§ CHALLENGE:
Find every line containing the word "Szmura" and report the count, nothing more.

§ RECORDS FOR THE EXERCISE:
#####

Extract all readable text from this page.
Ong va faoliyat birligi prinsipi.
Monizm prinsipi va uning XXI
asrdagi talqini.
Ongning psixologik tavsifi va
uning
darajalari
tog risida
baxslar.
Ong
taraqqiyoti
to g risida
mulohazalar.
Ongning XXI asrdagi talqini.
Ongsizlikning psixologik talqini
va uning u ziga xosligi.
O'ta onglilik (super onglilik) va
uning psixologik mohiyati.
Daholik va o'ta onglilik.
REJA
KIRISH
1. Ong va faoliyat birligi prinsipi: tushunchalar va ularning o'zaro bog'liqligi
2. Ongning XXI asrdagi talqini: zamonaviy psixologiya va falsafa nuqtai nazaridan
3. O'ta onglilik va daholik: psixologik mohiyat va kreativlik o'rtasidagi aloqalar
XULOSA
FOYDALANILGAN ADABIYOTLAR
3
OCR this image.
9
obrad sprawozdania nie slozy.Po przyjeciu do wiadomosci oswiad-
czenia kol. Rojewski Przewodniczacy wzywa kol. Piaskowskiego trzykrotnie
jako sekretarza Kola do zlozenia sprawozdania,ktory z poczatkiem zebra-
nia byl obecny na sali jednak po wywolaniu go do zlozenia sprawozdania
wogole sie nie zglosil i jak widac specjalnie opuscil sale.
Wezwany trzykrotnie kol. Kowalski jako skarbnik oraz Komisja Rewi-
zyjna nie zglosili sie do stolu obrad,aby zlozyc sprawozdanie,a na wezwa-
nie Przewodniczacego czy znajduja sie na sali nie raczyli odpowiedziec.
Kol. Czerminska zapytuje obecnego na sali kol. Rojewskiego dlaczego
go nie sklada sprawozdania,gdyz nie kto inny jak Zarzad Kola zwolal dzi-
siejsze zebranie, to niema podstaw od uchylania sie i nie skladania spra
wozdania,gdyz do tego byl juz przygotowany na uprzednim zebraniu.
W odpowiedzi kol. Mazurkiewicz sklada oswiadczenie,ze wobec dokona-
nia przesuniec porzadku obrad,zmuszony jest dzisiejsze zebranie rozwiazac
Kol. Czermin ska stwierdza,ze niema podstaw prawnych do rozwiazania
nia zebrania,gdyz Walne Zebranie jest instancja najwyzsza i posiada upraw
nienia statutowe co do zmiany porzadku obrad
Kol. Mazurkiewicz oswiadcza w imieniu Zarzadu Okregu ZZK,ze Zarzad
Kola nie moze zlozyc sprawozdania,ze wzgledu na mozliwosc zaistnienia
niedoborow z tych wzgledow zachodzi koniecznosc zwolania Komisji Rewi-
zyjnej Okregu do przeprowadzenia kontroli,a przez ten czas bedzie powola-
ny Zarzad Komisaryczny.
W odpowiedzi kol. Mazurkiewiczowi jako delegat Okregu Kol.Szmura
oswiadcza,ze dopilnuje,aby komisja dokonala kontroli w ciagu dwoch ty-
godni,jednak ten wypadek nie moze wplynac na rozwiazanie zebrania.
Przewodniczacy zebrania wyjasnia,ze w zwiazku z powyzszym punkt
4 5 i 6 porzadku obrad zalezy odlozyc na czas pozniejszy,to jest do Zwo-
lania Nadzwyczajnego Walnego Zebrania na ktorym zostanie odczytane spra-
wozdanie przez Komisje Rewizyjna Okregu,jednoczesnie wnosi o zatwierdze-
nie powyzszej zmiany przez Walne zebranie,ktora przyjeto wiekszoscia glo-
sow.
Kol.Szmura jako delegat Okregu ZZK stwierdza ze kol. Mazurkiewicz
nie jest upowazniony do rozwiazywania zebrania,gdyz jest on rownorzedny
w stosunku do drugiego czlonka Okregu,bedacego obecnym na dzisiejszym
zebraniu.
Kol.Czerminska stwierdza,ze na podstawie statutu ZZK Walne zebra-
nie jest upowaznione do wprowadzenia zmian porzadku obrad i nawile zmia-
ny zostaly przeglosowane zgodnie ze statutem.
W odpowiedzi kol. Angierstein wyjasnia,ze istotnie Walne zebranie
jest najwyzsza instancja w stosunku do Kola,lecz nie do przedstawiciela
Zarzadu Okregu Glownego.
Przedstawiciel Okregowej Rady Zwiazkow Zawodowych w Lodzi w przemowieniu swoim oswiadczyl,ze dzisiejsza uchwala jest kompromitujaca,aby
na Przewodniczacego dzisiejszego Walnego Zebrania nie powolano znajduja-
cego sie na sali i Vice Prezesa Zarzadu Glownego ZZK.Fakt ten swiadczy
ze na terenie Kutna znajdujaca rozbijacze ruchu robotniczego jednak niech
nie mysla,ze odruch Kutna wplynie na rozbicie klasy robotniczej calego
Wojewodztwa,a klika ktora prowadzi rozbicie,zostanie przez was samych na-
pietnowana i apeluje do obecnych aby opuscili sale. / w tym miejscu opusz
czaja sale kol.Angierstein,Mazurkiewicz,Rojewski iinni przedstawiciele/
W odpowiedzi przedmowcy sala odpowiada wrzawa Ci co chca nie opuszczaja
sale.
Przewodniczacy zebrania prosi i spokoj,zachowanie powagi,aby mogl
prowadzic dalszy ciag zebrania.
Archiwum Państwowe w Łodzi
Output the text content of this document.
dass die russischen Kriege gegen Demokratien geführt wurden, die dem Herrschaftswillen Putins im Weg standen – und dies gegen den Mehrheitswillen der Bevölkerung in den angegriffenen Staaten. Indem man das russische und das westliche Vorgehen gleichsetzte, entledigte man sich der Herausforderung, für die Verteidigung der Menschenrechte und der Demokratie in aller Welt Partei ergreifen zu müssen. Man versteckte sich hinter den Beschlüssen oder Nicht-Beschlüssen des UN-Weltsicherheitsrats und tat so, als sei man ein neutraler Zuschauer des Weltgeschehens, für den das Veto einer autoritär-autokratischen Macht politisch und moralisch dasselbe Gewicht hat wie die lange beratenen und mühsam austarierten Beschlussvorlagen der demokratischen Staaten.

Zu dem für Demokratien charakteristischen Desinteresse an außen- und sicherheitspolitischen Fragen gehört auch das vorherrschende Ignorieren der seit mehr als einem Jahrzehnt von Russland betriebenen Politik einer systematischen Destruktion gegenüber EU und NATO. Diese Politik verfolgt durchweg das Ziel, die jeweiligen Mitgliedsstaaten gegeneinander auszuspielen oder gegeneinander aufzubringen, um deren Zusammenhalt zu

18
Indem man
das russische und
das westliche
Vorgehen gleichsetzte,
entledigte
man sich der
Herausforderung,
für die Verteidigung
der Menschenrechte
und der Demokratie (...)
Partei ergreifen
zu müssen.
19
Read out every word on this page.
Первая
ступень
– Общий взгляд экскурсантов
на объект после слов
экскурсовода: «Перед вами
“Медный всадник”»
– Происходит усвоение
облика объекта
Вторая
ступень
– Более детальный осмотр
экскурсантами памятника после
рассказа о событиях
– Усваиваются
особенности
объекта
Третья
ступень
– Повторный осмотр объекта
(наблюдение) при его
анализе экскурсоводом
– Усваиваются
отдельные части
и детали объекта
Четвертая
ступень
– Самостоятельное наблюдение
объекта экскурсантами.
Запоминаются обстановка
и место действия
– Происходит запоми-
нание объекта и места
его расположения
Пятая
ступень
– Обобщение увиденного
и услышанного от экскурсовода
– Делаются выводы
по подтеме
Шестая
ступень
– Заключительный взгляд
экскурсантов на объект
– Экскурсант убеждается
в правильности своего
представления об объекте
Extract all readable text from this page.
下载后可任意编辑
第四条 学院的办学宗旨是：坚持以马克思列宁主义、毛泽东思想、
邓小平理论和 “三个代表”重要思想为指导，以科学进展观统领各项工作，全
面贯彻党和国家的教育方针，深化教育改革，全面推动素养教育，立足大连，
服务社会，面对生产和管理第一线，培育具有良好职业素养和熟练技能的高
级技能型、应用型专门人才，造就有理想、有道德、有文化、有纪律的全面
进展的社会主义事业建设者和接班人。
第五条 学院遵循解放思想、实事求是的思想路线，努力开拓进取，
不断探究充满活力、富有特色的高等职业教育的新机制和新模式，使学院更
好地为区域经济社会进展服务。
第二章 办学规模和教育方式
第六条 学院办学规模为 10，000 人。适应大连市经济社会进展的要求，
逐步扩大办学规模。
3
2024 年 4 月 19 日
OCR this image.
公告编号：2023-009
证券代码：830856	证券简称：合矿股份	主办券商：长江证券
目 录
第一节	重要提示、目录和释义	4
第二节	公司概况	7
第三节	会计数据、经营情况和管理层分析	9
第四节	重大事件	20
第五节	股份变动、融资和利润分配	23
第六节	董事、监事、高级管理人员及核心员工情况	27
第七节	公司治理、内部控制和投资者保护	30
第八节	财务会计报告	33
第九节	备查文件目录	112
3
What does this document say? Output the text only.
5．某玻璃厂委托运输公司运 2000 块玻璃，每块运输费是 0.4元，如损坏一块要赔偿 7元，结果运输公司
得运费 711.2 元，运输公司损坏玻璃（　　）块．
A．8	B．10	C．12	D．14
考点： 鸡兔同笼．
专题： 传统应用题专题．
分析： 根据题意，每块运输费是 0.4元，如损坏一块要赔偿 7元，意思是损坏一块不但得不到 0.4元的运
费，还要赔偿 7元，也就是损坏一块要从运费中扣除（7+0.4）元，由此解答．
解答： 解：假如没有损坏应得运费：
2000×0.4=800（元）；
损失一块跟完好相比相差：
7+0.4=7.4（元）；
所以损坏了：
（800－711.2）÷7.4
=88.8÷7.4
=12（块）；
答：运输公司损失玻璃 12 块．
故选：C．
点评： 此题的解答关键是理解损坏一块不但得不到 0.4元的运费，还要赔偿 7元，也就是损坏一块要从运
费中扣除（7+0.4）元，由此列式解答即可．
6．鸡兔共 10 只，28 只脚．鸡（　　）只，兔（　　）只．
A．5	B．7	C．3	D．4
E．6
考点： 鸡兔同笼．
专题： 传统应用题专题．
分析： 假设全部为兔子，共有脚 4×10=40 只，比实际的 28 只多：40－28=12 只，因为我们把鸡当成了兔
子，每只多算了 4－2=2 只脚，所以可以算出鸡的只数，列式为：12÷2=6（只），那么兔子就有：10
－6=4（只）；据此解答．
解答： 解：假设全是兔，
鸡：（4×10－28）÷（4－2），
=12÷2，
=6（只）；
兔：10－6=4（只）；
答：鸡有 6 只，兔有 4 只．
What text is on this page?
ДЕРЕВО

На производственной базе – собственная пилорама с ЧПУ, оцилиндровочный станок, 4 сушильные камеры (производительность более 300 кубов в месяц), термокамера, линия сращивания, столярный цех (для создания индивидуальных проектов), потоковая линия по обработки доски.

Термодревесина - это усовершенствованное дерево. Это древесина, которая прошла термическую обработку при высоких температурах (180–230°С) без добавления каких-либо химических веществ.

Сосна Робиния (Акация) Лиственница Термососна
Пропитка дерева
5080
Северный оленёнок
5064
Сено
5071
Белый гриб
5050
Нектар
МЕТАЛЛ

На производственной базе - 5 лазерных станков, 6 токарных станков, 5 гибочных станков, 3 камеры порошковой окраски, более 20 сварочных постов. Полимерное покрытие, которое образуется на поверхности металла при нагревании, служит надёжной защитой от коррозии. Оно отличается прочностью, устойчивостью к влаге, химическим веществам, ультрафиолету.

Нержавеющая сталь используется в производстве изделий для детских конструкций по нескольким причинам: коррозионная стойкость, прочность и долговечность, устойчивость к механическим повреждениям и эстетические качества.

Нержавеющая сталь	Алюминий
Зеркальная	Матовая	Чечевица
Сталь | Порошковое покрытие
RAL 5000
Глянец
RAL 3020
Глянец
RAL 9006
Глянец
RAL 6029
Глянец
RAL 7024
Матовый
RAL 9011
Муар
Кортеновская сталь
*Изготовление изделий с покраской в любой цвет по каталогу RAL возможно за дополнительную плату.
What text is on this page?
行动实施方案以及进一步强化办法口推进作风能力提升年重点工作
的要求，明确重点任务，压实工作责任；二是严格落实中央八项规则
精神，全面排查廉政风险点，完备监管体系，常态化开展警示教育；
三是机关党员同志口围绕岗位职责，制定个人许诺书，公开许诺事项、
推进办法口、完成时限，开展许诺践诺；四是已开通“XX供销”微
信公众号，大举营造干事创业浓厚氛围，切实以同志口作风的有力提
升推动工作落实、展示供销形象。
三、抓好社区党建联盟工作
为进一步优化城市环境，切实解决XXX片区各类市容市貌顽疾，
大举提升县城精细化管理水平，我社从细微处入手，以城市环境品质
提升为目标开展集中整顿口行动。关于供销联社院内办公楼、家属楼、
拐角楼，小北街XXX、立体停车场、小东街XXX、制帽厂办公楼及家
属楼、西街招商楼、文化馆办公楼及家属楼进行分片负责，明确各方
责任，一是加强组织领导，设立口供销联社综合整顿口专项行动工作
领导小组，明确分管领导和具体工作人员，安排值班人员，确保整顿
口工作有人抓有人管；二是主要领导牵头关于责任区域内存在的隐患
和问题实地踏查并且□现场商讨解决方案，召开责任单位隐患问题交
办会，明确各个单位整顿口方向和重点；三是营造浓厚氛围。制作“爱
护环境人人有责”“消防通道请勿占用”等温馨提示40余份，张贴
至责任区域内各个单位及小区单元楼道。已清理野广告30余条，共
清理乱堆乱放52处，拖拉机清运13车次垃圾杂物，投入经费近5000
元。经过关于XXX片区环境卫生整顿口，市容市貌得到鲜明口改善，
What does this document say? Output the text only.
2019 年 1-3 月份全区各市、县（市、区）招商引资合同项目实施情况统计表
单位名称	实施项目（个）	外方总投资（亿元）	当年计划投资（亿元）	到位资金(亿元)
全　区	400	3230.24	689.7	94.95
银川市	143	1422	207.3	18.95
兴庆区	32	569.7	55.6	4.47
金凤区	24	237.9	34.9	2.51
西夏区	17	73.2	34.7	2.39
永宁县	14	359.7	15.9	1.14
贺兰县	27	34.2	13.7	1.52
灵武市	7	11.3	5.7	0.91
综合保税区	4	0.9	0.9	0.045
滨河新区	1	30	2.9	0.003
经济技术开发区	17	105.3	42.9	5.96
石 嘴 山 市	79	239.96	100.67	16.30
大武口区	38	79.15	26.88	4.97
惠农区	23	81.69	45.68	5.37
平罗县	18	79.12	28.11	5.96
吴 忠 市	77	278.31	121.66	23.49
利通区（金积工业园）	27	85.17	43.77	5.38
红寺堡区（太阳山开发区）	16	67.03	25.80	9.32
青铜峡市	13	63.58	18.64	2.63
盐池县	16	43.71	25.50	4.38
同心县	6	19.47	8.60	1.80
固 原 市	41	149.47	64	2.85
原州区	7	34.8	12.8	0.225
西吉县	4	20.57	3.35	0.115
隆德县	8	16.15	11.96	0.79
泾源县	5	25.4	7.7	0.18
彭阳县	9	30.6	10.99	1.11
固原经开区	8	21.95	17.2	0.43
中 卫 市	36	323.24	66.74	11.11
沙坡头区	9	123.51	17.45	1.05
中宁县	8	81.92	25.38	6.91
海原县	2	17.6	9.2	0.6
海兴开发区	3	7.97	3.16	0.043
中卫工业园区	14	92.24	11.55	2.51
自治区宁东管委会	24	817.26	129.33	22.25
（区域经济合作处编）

#####

§ FULL OUTPUT:
2